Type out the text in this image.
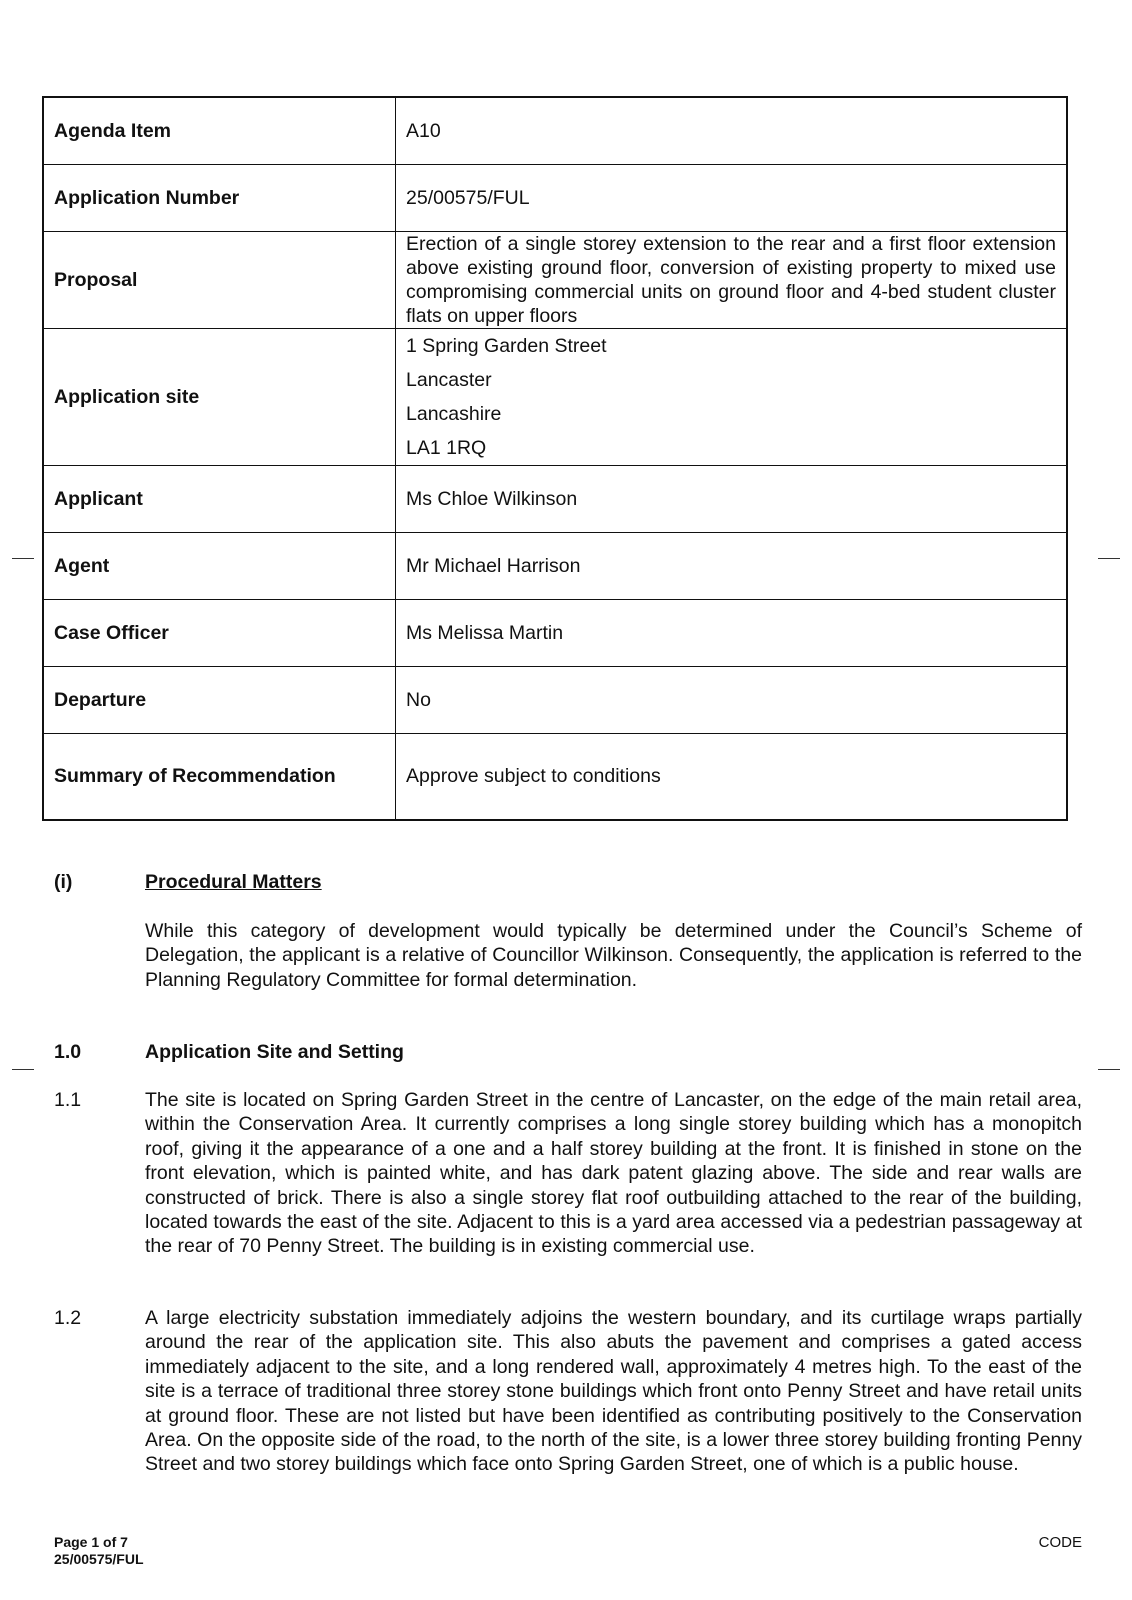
Agenda Item	A10
Application Number	25/00575/FUL
Proposal	Erection of a single storey extension to the rear and a first floor extension above existing ground floor, conversion of existing property to mixed use compromising commercial units on ground floor and 4-bed student cluster flats on upper floors
Application site	1 Spring Garden Street
Lancaster
Lancashire
LA1 1RQ

Applicant	Ms Chloe Wilkinson
Agent	Mr Michael Harrison
Case Officer	Ms Melissa Martin
Departure	No
Summary of Recommendation	Approve subject to conditions
(i)	Procedural Matters
While this category of development would typically be determined under the Council’s Scheme of Delegation, the applicant is a relative of Councillor Wilkinson. Consequently, the application is referred to the Planning Regulatory Committee for formal determination.
1.0	Application Site and Setting
1.1	The site is located on Spring Garden Street in the centre of Lancaster, on the edge of the main retail area, within the Conservation Area. It currently comprises a long single storey building which has a monopitch roof, giving it the appearance of a one and a half storey building at the front. It is finished in stone on the front elevation, which is painted white, and has dark patent glazing above. The side and rear walls are constructed of brick. There is also a single storey flat roof outbuilding attached to the rear of the building, located towards the east of the site. Adjacent to this is a yard area accessed via a pedestrian passageway at the rear of 70 Penny Street. The building is in existing commercial use.
1.2	A large electricity substation immediately adjoins the western boundary, and its curtilage wraps partially around the rear of the application site. This also abuts the pavement and comprises a gated access immediately adjacent to the site, and a long rendered wall, approximately 4 metres high. To the east of the site is a terrace of traditional three storey stone buildings which front onto Penny Street and have retail units at ground floor. These are not listed but have been identified as contributing positively to the Conservation Area. On the opposite side of the road, to the north of the site, is a lower three storey building fronting Penny Street and two storey buildings which face onto Spring Garden Street, one of which is a public house.
Page 1 of 7
25/00575/FUL
CODE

The problem
Where a line holds "Wilkinson", copy it out.

Response for this exercise
Applicant	Ms Chloe Wilkinson
While this category of development would typically be determined under the Council’s Scheme of Delegation, the applicant is a relative of Councillor Wilkinson. Consequently, the application is referred to the Planning Regulatory Committee for formal determination.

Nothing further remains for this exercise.